→ **GIVEN RECORDS**

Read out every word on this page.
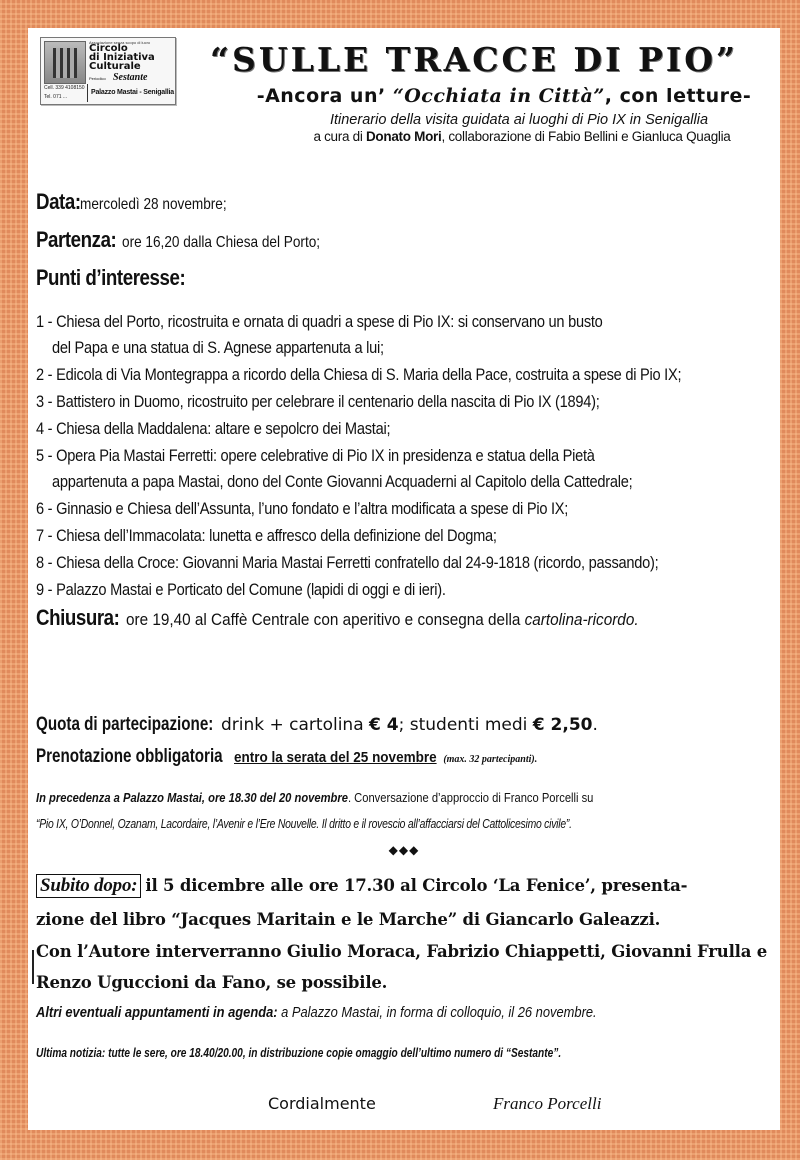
Associazione senza scopo di lucro
Circolo
di Iniziativa
Culturale
Periodico Sestante
Cell. 339 4108150
Tel. 071 ...
Palazzo Mastai - Senigallia
“SULLE TRACCE DI PIO”
-Ancora un’ “Occhiata in Città”, con letture-
Itinerario della visita guidata ai luoghi di Pio IX in Senigallia
a cura di Donato Mori, collaborazione di Fabio Bellini e Gianluca Quaglia
Data: mercoledì 28 novembre;
Partenza: ore 16,20 dalla Chiesa del Porto;
Punti d’interesse:
1 - Chiesa del Porto, ricostruita e ornata di quadri a spese di Pio IX: si conservano un busto
del Papa e una statua di S. Agnese appartenuta a lui;
2 - Edicola di Via Montegrappa a ricordo della Chiesa di S. Maria della Pace, costruita a spese di Pio IX;
3 - Battistero in Duomo, ricostruito per celebrare il centenario della nascita di Pio IX (1894);
4 - Chiesa della Maddalena: altare e sepolcro dei Mastai;
5 - Opera Pia Mastai Ferretti: opere celebrative di Pio IX in presidenza e statua della Pietà
appartenuta a papa Mastai, dono del Conte Giovanni Acquaderni al Capitolo della Cattedrale;
6 - Ginnasio e Chiesa dell’Assunta, l’uno fondato e l’altra modificata a spese di Pio IX;
7 - Chiesa dell’Immacolata: lunetta e affresco della definizione del Dogma;
8 - Chiesa della Croce: Giovanni Maria Mastai Ferretti confratello dal 24-9-1818 (ricordo, passando);
9 - Palazzo Mastai e Porticato del Comune (lapidi di oggi e di ieri).
Chiusura: ore 19,40 al Caffè Centrale con aperitivo e consegna della cartolina-ricordo.
Quota di partecipazione: drink + cartolina € 4; studenti medi € 2,50.
Prenotazione obbligatoria entro la serata del 25 novembre (max. 32 partecipanti).
In precedenza a Palazzo Mastai, ore 18.30 del 20 novembre. Conversazione d’approccio di Franco Porcelli su
“Pio IX, O’Donnel, Ozanam, Lacordaire, l’Avenir e l’Ere Nouvelle. Il dritto e il rovescio all’affacciarsi del Cattolicesimo civile”.
◆◆◆
Subito dopo: il 5 dicembre alle ore 17.30 al Circolo ‘La Fenice’, presenta-
zione del libro “Jacques Maritain e le Marche” di Giancarlo Galeazzi.
Con l’Autore interverranno Giulio Moraca, Fabrizio Chiappetti, Giovanni Frulla e
Renzo Uguccioni da Fano, se possibile.
Altri eventuali appuntamenti in agenda: a Palazzo Mastai, in forma di colloquio, il 26 novembre.
Ultima notizia: tutte le sere, ore 18.40/20.00, in distribuzione copie omaggio dell’ultimo numero di “Sestante”.
Cordialmente	Franco Porcelli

→ **DIRECTIVE**
Repeat the records word for word. Any picture in them should be left out.

→ **ANSWER TO THE EXERCISE**
Read out every word on this page.
Associazione senza scopo di lucro
Circolo
di Iniziativa
Culturale
Periodico Sestante
Cell. 339 4108150
Tel. 071 ...
Palazzo Mastai - Senigallia
“SULLE TRACCE DI PIO”
-Ancora un’ “Occhiata in Città”, con letture-
Itinerario della visita guidata ai luoghi di Pio IX in Senigallia
a cura di Donato Mori, collaborazione di Fabio Bellini e Gianluca Quaglia
Data: mercoledì 28 novembre;
Partenza: ore 16,20 dalla Chiesa del Porto;
Punti d’interesse:
1 - Chiesa del Porto, ricostruita e ornata di quadri a spese di Pio IX: si conservano un busto
del Papa e una statua di S. Agnese appartenuta a lui;
2 - Edicola di Via Montegrappa a ricordo della Chiesa di S. Maria della Pace, costruita a spese di Pio IX;
3 - Battistero in Duomo, ricostruito per celebrare il centenario della nascita di Pio IX (1894);
4 - Chiesa della Maddalena: altare e sepolcro dei Mastai;
5 - Opera Pia Mastai Ferretti: opere celebrative di Pio IX in presidenza e statua della Pietà
appartenuta a papa Mastai, dono del Conte Giovanni Acquaderni al Capitolo della Cattedrale;
6 - Ginnasio e Chiesa dell’Assunta, l’uno fondato e l’altra modificata a spese di Pio IX;
7 - Chiesa dell’Immacolata: lunetta e affresco della definizione del Dogma;
8 - Chiesa della Croce: Giovanni Maria Mastai Ferretti confratello dal 24-9-1818 (ricordo, passando);
9 - Palazzo Mastai e Porticato del Comune (lapidi di oggi e di ieri).
Chiusura: ore 19,40 al Caffè Centrale con aperitivo e consegna della cartolina-ricordo.
Quota di partecipazione: drink + cartolina € 4; studenti medi € 2,50.
Prenotazione obbligatoria entro la serata del 25 novembre (max. 32 partecipanti).
In precedenza a Palazzo Mastai, ore 18.30 del 20 novembre. Conversazione d’approccio di Franco Porcelli su
“Pio IX, O’Donnel, Ozanam, Lacordaire, l’Avenir e l’Ere Nouvelle. Il dritto e il rovescio all’affacciarsi del Cattolicesimo civile”.
◆◆◆
Subito dopo: il 5 dicembre alle ore 17.30 al Circolo ‘La Fenice’, presenta-
zione del libro “Jacques Maritain e le Marche” di Giancarlo Galeazzi.
Con l’Autore interverranno Giulio Moraca, Fabrizio Chiappetti, Giovanni Frulla e
Renzo Uguccioni da Fano, se possibile.
Altri eventuali appuntamenti in agenda: a Palazzo Mastai, in forma di colloquio, il 26 novembre.
Ultima notizia: tutte le sere, ore 18.40/20.00, in distribuzione copie omaggio dell’ultimo numero di “Sestante”.
Cordialmente	Franco Porcelli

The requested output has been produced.